Description of the task:
Set down the material below in full, matching it exactly.

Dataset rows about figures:
— start —

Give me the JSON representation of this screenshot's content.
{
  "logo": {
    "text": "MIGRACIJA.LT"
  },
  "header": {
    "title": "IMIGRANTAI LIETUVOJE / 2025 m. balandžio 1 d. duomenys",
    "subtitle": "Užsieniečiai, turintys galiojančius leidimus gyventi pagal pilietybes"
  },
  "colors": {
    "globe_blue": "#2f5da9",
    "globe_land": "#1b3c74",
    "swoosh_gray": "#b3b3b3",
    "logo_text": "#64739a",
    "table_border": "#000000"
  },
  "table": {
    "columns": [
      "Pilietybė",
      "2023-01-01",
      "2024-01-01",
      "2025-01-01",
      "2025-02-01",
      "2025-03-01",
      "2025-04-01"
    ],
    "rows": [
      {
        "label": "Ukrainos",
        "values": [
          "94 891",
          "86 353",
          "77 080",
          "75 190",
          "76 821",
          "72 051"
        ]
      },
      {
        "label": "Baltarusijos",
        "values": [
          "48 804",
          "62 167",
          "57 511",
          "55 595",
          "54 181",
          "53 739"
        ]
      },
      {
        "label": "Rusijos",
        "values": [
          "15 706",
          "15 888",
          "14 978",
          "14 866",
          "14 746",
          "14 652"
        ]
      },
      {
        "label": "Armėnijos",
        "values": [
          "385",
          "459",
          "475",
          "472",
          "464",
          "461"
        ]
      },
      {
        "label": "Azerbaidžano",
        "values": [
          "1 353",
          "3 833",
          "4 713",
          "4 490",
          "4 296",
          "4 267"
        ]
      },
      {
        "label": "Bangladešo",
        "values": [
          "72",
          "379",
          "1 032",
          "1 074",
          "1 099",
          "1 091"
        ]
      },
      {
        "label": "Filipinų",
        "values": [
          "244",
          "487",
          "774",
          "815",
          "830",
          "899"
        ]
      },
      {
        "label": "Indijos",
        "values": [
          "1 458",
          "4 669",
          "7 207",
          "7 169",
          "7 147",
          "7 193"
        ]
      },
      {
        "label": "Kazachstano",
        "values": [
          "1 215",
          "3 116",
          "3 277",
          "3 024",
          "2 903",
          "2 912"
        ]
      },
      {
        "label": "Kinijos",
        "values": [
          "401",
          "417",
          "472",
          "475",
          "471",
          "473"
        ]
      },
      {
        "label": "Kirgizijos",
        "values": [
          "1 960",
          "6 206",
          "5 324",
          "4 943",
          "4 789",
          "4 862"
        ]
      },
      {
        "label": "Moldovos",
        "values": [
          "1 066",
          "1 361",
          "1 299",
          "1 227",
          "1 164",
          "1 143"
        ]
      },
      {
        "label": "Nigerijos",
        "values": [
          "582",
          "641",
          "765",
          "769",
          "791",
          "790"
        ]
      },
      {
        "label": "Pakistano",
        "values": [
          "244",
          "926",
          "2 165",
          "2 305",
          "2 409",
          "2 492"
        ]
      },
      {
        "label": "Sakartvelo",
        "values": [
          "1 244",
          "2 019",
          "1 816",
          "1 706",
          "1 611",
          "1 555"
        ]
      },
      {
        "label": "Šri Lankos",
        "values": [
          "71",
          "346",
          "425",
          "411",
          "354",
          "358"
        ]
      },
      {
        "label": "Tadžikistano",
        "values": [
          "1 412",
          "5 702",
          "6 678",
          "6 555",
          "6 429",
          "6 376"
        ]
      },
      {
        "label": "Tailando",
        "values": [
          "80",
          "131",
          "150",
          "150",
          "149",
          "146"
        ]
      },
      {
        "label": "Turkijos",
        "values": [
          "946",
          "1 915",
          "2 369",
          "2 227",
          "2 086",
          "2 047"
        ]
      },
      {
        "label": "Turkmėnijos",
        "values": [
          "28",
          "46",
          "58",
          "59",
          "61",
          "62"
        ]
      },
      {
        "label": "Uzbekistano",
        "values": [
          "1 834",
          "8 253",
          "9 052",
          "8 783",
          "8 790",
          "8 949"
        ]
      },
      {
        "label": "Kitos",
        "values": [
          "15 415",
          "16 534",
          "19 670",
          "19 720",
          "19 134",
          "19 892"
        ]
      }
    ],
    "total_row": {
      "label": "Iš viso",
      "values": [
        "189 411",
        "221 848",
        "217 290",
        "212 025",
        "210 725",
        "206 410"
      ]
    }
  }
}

— end —

Response below:
Give me the JSON representation of this screenshot's content.
{
  "logo": {
    "text": "MIGRACIJA.LT"
  },
  "header": {
    "title": "IMIGRANTAI LIETUVOJE / 2025 m. balandžio 1 d. duomenys",
    "subtitle": "Užsieniečiai, turintys galiojančius leidimus gyventi pagal pilietybes"
  },
  "colors": {
    "globe_blue": "#2f5da9",
    "globe_land": "#1b3c74",
    "swoosh_gray": "#b3b3b3",
    "logo_text": "#64739a",
    "table_border": "#000000"
  },
  "table": {
    "columns": [
      "Pilietybė",
      "2023-01-01",
      "2024-01-01",
      "2025-01-01",
      "2025-02-01",
      "2025-03-01",
      "2025-04-01"
    ],
    "rows": [
      {
        "label": "Ukrainos",
        "values": [
          "94 891",
          "86 353",
          "77 080",
          "75 190",
          "76 821",
          "72 051"
        ]
      },
      {
        "label": "Baltarusijos",
        "values": [
          "48 804",
          "62 167",
          "57 511",
          "55 595",
          "54 181",
          "53 739"
        ]
      },
      {
        "label": "Rusijos",
        "values": [
          "15 706",
          "15 888",
          "14 978",
          "14 866",
          "14 746",
          "14 652"
        ]
      },
      {
        "label": "Armėnijos",
        "values": [
          "385",
          "459",
          "475",
          "472",
          "464",
          "461"
        ]
      },
      {
        "label": "Azerbaidžano",
        "values": [
          "1 353",
          "3 833",
          "4 713",
          "4 490",
          "4 296",
          "4 267"
        ]
      },
      {
        "label": "Bangladešo",
        "values": [
          "72",
          "379",
          "1 032",
          "1 074",
          "1 099",
          "1 091"
        ]
      },
      {
        "label": "Filipinų",
        "values": [
          "244",
          "487",
          "774",
          "815",
          "830",
          "899"
        ]
      },
      {
        "label": "Indijos",
        "values": [
          "1 458",
          "4 669",
          "7 207",
          "7 169",
          "7 147",
          "7 193"
        ]
      },
      {
        "label": "Kazachstano",
        "values": [
          "1 215",
          "3 116",
          "3 277",
          "3 024",
          "2 903",
          "2 912"
        ]
      },
      {
        "label": "Kinijos",
        "values": [
          "401",
          "417",
          "472",
          "475",
          "471",
          "473"
        ]
      },
      {
        "label": "Kirgizijos",
        "values": [
          "1 960",
          "6 206",
          "5 324",
          "4 943",
          "4 789",
          "4 862"
        ]
      },
      {
        "label": "Moldovos",
        "values": [
          "1 066",
          "1 361",
          "1 299",
          "1 227",
          "1 164",
          "1 143"
        ]
      },
      {
        "label": "Nigerijos",
        "values": [
          "582",
          "641",
          "765",
          "769",
          "791",
          "790"
        ]
      },
      {
        "label": "Pakistano",
        "values": [
          "244",
          "926",
          "2 165",
          "2 305",
          "2 409",
          "2 492"
        ]
      },
      {
        "label": "Sakartvelo",
        "values": [
          "1 244",
          "2 019",
          "1 816",
          "1 706",
          "1 611",
          "1 555"
        ]
      },
      {
        "label": "Šri Lankos",
        "values": [
          "71",
          "346",
          "425",
          "411",
          "354",
          "358"
        ]
      },
      {
        "label": "Tadžikistano",
        "values": [
          "1 412",
          "5 702",
          "6 678",
          "6 555",
          "6 429",
          "6 376"
        ]
      },
      {
        "label": "Tailando",
        "values": [
          "80",
          "131",
          "150",
          "150",
          "149",
          "146"
        ]
      },
      {
        "label": "Turkijos",
        "values": [
          "946",
          "1 915",
          "2 369",
          "2 227",
          "2 086",
          "2 047"
        ]
      },
      {
        "label": "Turkmėnijos",
        "values": [
          "28",
          "46",
          "58",
          "59",
          "61",
          "62"
        ]
      },
      {
        "label": "Uzbekistano",
        "values": [
          "1 834",
          "8 253",
          "9 052",
          "8 783",
          "8 790",
          "8 949"
        ]
      },
      {
        "label": "Kitos",
        "values": [
          "15 415",
          "16 534",
          "19 670",
          "19 720",
          "19 134",
          "19 892"
        ]
      }
    ],
    "total_row": {
      "label": "Iš viso",
      "values": [
        "189 411",
        "221 848",
        "217 290",
        "212 025",
        "210 725",
        "206 410"
      ]
    }
  }
}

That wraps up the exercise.